**PROBLEM TO WORK ON**
Write the data out again exactly, with no pictures.

**SUPPLIED RECORDS**
>>>

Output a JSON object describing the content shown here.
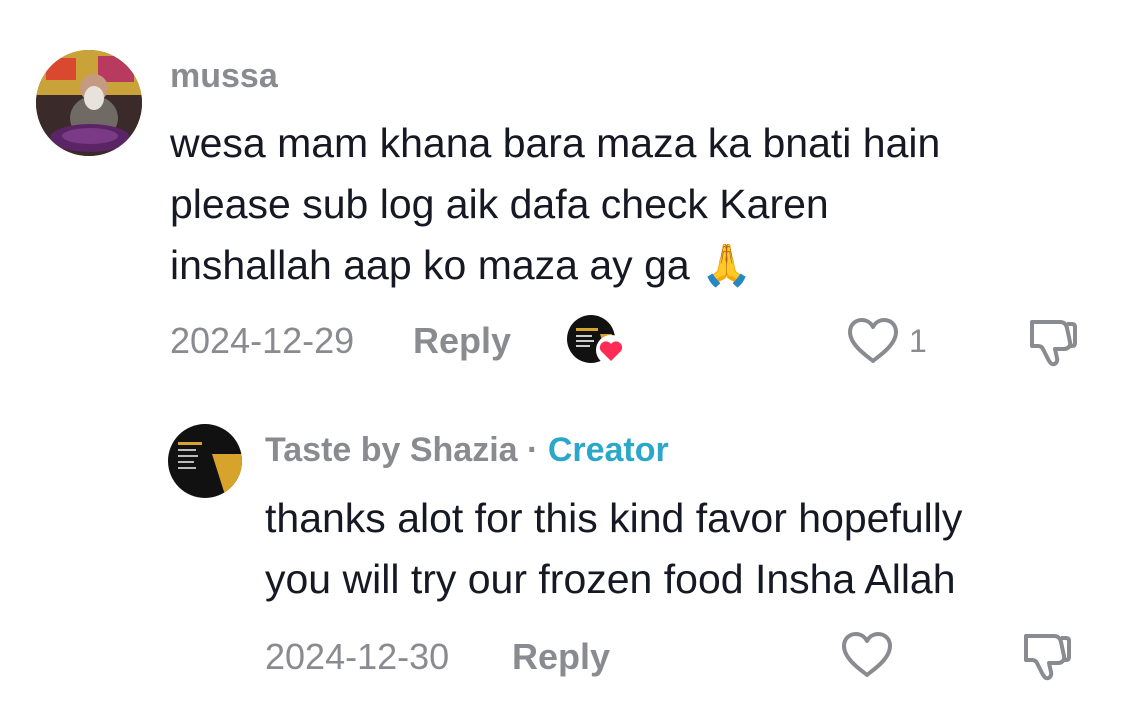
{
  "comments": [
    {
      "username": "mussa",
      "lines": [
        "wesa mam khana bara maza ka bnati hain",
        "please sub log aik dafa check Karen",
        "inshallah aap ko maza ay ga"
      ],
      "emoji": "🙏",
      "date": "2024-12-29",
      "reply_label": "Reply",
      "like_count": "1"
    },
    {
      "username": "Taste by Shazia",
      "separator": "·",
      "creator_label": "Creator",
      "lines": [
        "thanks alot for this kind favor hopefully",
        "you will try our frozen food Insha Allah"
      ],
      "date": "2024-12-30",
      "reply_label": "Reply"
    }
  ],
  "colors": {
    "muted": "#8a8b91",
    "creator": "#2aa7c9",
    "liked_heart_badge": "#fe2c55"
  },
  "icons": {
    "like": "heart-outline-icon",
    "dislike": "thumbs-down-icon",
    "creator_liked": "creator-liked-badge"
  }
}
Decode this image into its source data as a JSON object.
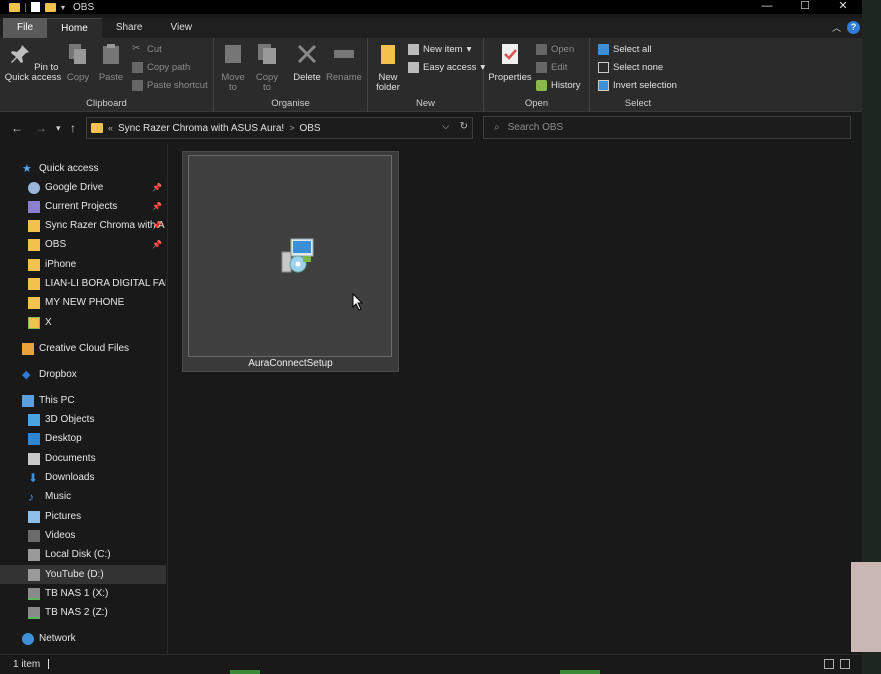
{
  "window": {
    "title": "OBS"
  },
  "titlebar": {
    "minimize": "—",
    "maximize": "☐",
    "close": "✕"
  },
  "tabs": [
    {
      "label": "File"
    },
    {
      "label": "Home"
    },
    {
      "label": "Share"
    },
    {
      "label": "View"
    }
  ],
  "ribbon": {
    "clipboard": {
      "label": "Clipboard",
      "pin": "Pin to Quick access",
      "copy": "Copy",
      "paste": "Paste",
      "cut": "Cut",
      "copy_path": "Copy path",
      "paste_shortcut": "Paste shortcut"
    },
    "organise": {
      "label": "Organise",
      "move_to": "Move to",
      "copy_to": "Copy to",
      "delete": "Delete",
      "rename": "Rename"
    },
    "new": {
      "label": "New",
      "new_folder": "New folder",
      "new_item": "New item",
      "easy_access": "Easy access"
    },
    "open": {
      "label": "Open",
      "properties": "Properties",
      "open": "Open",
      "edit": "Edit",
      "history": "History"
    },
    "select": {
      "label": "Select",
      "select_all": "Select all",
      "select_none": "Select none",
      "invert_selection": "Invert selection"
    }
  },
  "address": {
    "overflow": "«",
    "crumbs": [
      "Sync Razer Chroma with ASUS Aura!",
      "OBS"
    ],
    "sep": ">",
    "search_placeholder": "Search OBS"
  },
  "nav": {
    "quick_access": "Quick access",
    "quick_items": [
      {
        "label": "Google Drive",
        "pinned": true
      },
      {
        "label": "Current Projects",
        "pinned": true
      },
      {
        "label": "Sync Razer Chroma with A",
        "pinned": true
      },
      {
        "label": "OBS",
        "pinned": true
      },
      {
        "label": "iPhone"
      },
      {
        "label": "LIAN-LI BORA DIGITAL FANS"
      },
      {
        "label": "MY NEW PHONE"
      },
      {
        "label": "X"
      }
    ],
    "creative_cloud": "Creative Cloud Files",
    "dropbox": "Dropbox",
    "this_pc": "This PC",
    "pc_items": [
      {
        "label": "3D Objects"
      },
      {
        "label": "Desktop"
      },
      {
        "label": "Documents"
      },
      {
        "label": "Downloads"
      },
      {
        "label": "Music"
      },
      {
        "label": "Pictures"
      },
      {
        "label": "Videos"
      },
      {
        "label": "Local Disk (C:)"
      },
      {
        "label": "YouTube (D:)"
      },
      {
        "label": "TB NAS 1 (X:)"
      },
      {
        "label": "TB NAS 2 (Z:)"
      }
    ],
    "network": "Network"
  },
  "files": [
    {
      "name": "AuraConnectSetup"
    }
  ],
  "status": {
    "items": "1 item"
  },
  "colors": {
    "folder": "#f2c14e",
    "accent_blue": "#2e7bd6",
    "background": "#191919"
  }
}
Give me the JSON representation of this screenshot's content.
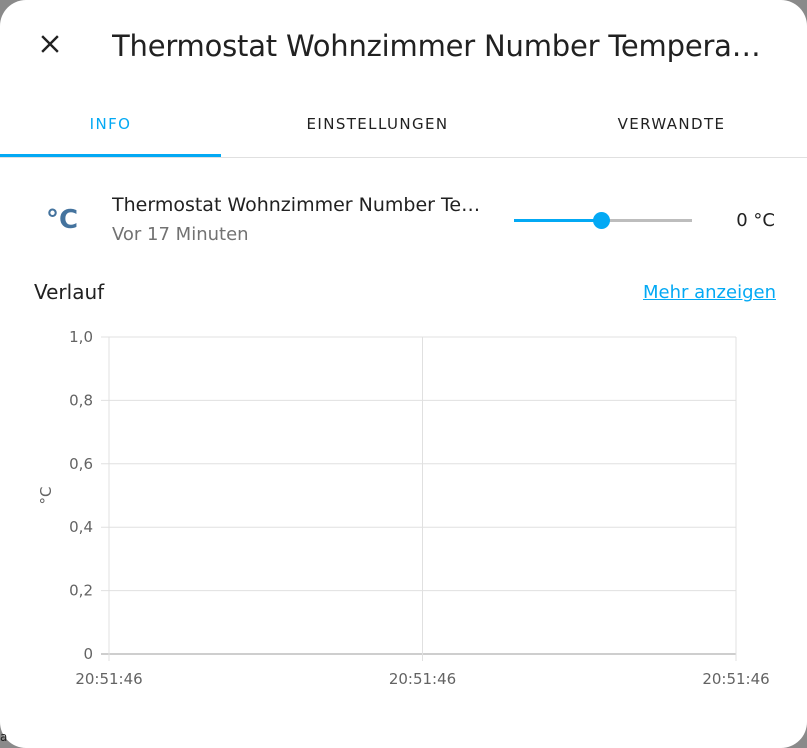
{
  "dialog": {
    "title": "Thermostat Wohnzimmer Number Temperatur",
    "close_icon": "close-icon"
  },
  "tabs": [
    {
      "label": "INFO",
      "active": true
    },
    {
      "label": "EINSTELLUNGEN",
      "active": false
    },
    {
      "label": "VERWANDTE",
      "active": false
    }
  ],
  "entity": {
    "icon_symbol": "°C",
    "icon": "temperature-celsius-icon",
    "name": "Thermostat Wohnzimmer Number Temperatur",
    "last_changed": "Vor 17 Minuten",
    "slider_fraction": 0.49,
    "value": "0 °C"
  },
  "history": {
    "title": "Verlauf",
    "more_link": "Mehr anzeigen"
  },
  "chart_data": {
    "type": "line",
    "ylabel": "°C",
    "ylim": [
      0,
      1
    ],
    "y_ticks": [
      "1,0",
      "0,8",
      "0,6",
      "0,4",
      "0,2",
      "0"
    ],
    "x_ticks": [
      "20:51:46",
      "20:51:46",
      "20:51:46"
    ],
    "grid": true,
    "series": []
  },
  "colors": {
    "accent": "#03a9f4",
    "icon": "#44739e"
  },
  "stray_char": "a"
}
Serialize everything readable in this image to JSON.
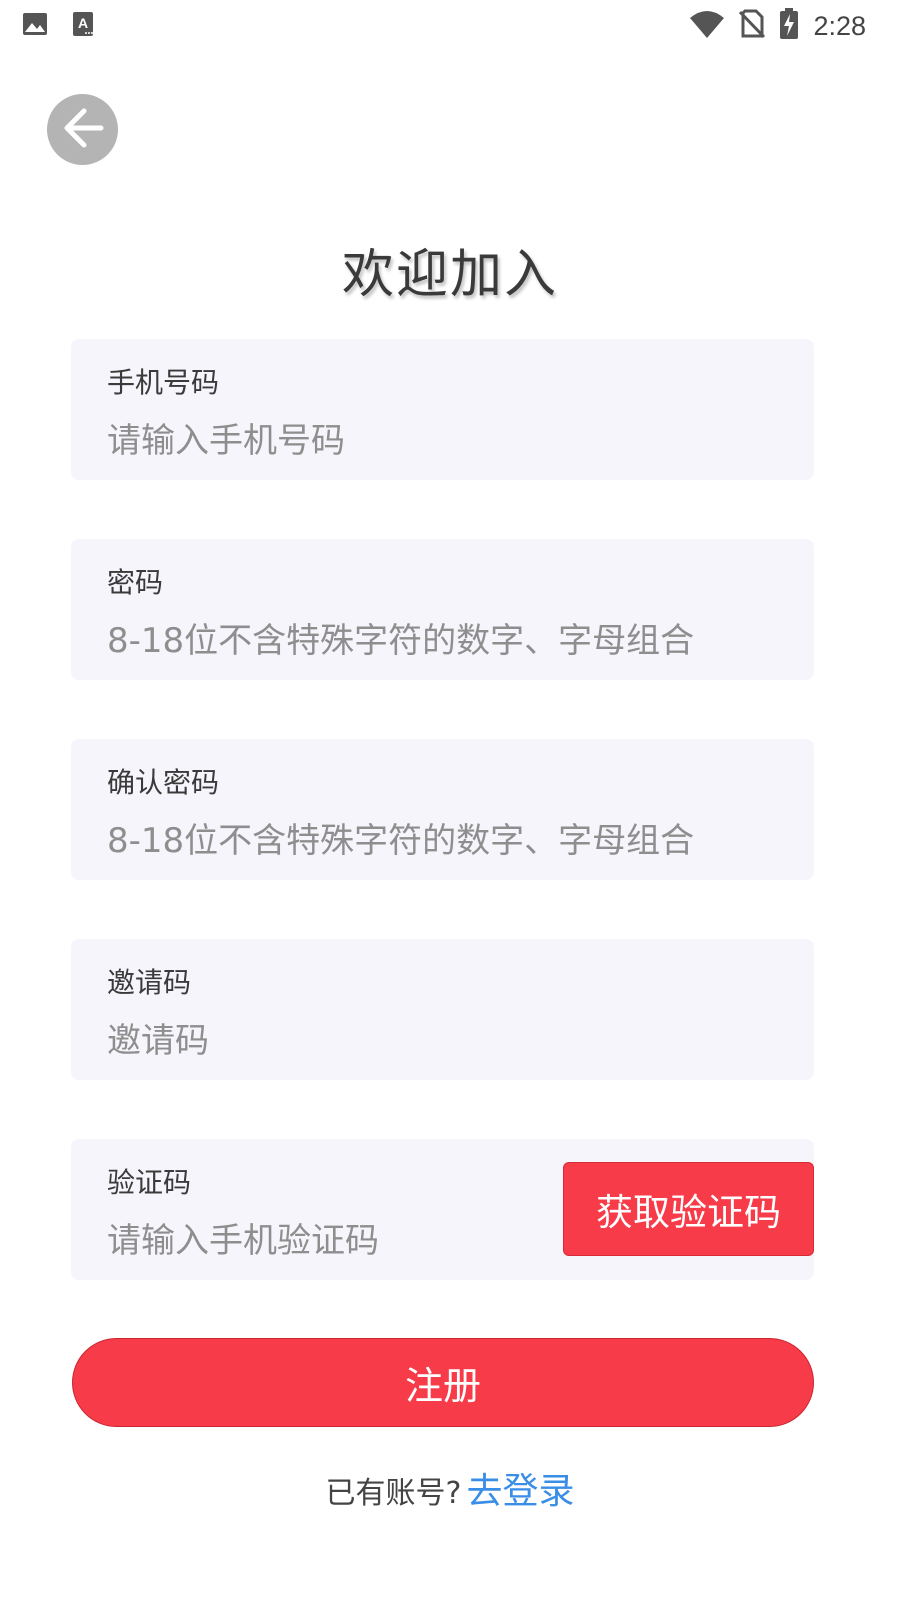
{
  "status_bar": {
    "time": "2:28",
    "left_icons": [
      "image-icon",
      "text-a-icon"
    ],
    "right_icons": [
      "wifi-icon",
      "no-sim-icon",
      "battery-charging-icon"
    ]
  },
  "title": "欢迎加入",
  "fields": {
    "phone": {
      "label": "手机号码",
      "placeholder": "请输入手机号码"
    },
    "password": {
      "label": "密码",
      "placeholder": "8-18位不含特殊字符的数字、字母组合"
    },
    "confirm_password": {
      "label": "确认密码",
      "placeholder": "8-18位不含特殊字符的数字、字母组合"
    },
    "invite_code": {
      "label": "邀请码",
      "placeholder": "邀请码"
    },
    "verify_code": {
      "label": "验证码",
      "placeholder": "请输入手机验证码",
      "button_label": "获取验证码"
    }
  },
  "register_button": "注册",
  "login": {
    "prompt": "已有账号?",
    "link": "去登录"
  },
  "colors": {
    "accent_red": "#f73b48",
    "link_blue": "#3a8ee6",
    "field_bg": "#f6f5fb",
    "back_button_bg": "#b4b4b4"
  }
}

<<<

**TASK OUTPUT**
Output a JSON object describing the content shown here.
{
  "comments": [
    {
      "username": "mussa",
      "lines": [
        "wesa mam khana bara maza ka bnati hain",
        "please sub log aik dafa check Karen",
        "inshallah aap ko maza ay ga"
      ],
      "emoji": "🙏",
      "date": "2024-12-29",
      "reply_label": "Reply",
      "like_count": "1"
    },
    {
      "username": "Taste by Shazia",
      "separator": "·",
      "creator_label": "Creator",
      "lines": [
        "thanks alot for this kind favor hopefully",
        "you will try our frozen food Insha Allah"
      ],
      "date": "2024-12-30",
      "reply_label": "Reply"
    }
  ],
  "colors": {
    "muted": "#8a8b91",
    "creator": "#2aa7c9",
    "liked_heart_badge": "#fe2c55"
  },
  "icons": {
    "like": "heart-outline-icon",
    "dislike": "thumbs-down-icon",
    "creator_liked": "creator-liked-badge"
  }
}
Decode this image into its source data as a JSON object.
{
  "window": {
    "title": "OBS"
  },
  "titlebar": {
    "minimize": "—",
    "maximize": "☐",
    "close": "✕"
  },
  "tabs": [
    {
      "label": "File"
    },
    {
      "label": "Home"
    },
    {
      "label": "Share"
    },
    {
      "label": "View"
    }
  ],
  "ribbon": {
    "clipboard": {
      "label": "Clipboard",
      "pin": "Pin to Quick access",
      "copy": "Copy",
      "paste": "Paste",
      "cut": "Cut",
      "copy_path": "Copy path",
      "paste_shortcut": "Paste shortcut"
    },
    "organise": {
      "label": "Organise",
      "move_to": "Move to",
      "copy_to": "Copy to",
      "delete": "Delete",
      "rename": "Rename"
    },
    "new": {
      "label": "New",
      "new_folder": "New folder",
      "new_item": "New item",
      "easy_access": "Easy access"
    },
    "open": {
      "label": "Open",
      "properties": "Properties",
      "open": "Open",
      "edit": "Edit",
      "history": "History"
    },
    "select": {
      "label": "Select",
      "select_all": "Select all",
      "select_none": "Select none",
      "invert_selection": "Invert selection"
    }
  },
  "address": {
    "overflow": "«",
    "crumbs": [
      "Sync Razer Chroma with ASUS Aura!",
      "OBS"
    ],
    "sep": ">",
    "search_placeholder": "Search OBS"
  },
  "nav": {
    "quick_access": "Quick access",
    "quick_items": [
      {
        "label": "Google Drive",
        "pinned": true
      },
      {
        "label": "Current Projects",
        "pinned": true
      },
      {
        "label": "Sync Razer Chroma with A",
        "pinned": true
      },
      {
        "label": "OBS",
        "pinned": true
      },
      {
        "label": "iPhone"
      },
      {
        "label": "LIAN-LI BORA DIGITAL FANS"
      },
      {
        "label": "MY NEW PHONE"
      },
      {
        "label": "X"
      }
    ],
    "creative_cloud": "Creative Cloud Files",
    "dropbox": "Dropbox",
    "this_pc": "This PC",
    "pc_items": [
      {
        "label": "3D Objects"
      },
      {
        "label": "Desktop"
      },
      {
        "label": "Documents"
      },
      {
        "label": "Downloads"
      },
      {
        "label": "Music"
      },
      {
        "label": "Pictures"
      },
      {
        "label": "Videos"
      },
      {
        "label": "Local Disk (C:)"
      },
      {
        "label": "YouTube (D:)"
      },
      {
        "label": "TB NAS 1 (X:)"
      },
      {
        "label": "TB NAS 2 (Z:)"
      }
    ],
    "network": "Network"
  },
  "files": [
    {
      "name": "AuraConnectSetup"
    }
  ],
  "status": {
    "items": "1 item"
  },
  "colors": {
    "folder": "#f2c14e",
    "accent_blue": "#2e7bd6",
    "background": "#191919"
  }
}
Give me the JSON representation of this screenshot's content.
{
  "dialog": {
    "title": "Thermostat Wohnzimmer Number Temperatur",
    "close_icon": "close-icon"
  },
  "tabs": [
    {
      "label": "INFO",
      "active": true
    },
    {
      "label": "EINSTELLUNGEN",
      "active": false
    },
    {
      "label": "VERWANDTE",
      "active": false
    }
  ],
  "entity": {
    "icon_symbol": "°C",
    "icon": "temperature-celsius-icon",
    "name": "Thermostat Wohnzimmer Number Temperatur",
    "last_changed": "Vor 17 Minuten",
    "slider_fraction": 0.49,
    "value": "0 °C"
  },
  "history": {
    "title": "Verlauf",
    "more_link": "Mehr anzeigen"
  },
  "chart_data": {
    "type": "line",
    "ylabel": "°C",
    "ylim": [
      0,
      1
    ],
    "y_ticks": [
      "1,0",
      "0,8",
      "0,6",
      "0,4",
      "0,2",
      "0"
    ],
    "x_ticks": [
      "20:51:46",
      "20:51:46",
      "20:51:46"
    ],
    "grid": true,
    "series": []
  },
  "colors": {
    "accent": "#03a9f4",
    "icon": "#44739e"
  },
  "stray_char": "a"
}
Serialize everything readable in this image to JSON.
{
  "status_bar": {
    "time": "2:28",
    "left_icons": [
      "image-icon",
      "text-a-icon"
    ],
    "right_icons": [
      "wifi-icon",
      "no-sim-icon",
      "battery-charging-icon"
    ]
  },
  "title": "欢迎加入",
  "fields": {
    "phone": {
      "label": "手机号码",
      "placeholder": "请输入手机号码"
    },
    "password": {
      "label": "密码",
      "placeholder": "8-18位不含特殊字符的数字、字母组合"
    },
    "confirm_password": {
      "label": "确认密码",
      "placeholder": "8-18位不含特殊字符的数字、字母组合"
    },
    "invite_code": {
      "label": "邀请码",
      "placeholder": "邀请码"
    },
    "verify_code": {
      "label": "验证码",
      "placeholder": "请输入手机验证码",
      "button_label": "获取验证码"
    }
  },
  "register_button": "注册",
  "login": {
    "prompt": "已有账号?",
    "link": "去登录"
  },
  "colors": {
    "accent_red": "#f73b48",
    "link_blue": "#3a8ee6",
    "field_bg": "#f6f5fb",
    "back_button_bg": "#b4b4b4"
  }
}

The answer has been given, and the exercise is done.